What to work on ▸ Extract all of the data and reproduce it precisely.

Rows ▸
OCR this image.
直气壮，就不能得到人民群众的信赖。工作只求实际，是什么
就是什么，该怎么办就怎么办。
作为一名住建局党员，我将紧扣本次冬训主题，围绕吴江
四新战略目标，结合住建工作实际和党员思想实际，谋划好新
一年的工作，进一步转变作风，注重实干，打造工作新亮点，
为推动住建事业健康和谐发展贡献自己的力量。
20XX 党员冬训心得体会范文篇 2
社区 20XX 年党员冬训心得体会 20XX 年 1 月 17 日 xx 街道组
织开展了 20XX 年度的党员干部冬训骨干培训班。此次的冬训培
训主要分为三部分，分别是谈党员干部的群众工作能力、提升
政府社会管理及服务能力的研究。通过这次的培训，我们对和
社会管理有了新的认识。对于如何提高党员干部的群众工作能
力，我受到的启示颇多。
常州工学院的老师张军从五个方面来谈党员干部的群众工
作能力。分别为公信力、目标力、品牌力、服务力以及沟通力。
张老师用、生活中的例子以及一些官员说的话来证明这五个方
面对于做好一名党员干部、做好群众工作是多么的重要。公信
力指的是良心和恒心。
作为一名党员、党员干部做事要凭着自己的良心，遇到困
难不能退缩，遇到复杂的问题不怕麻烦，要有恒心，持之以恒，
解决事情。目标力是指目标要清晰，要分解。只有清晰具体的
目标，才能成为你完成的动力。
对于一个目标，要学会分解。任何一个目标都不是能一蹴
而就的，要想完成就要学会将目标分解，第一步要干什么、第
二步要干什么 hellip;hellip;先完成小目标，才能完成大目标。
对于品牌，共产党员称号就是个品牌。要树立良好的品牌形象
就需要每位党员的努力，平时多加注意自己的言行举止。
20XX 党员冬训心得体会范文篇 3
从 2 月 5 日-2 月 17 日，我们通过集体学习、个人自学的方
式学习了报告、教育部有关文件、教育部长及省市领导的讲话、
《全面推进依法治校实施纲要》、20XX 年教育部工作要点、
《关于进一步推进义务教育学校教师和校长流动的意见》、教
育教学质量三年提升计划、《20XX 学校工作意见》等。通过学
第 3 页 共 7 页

Exercise response ▸
OCR this image.
直气壮，就不能得到人民群众的信赖。工作只求实际，是什么
就是什么，该怎么办就怎么办。
作为一名住建局党员，我将紧扣本次冬训主题，围绕吴江
四新战略目标，结合住建工作实际和党员思想实际，谋划好新
一年的工作，进一步转变作风，注重实干，打造工作新亮点，
为推动住建事业健康和谐发展贡献自己的力量。
20XX 党员冬训心得体会范文篇 2
社区 20XX 年党员冬训心得体会 20XX 年 1 月 17 日 xx 街道组
织开展了 20XX 年度的党员干部冬训骨干培训班。此次的冬训培
训主要分为三部分，分别是谈党员干部的群众工作能力、提升
政府社会管理及服务能力的研究。通过这次的培训，我们对和
社会管理有了新的认识。对于如何提高党员干部的群众工作能
力，我受到的启示颇多。
常州工学院的老师张军从五个方面来谈党员干部的群众工
作能力。分别为公信力、目标力、品牌力、服务力以及沟通力。
张老师用、生活中的例子以及一些官员说的话来证明这五个方
面对于做好一名党员干部、做好群众工作是多么的重要。公信
力指的是良心和恒心。
作为一名党员、党员干部做事要凭着自己的良心，遇到困
难不能退缩，遇到复杂的问题不怕麻烦，要有恒心，持之以恒，
解决事情。目标力是指目标要清晰，要分解。只有清晰具体的
目标，才能成为你完成的动力。
对于一个目标，要学会分解。任何一个目标都不是能一蹴
而就的，要想完成就要学会将目标分解，第一步要干什么、第
二步要干什么 hellip;hellip;先完成小目标，才能完成大目标。
对于品牌，共产党员称号就是个品牌。要树立良好的品牌形象
就需要每位党员的努力，平时多加注意自己的言行举止。
20XX 党员冬训心得体会范文篇 3
从 2 月 5 日-2 月 17 日，我们通过集体学习、个人自学的方
式学习了报告、教育部有关文件、教育部长及省市领导的讲话、
《全面推进依法治校实施纲要》、20XX 年教育部工作要点、
《关于进一步推进义务教育学校教师和校长流动的意见》、教
育教学质量三年提升计划、《20XX 学校工作意见》等。通过学
第 3 页 共 7 页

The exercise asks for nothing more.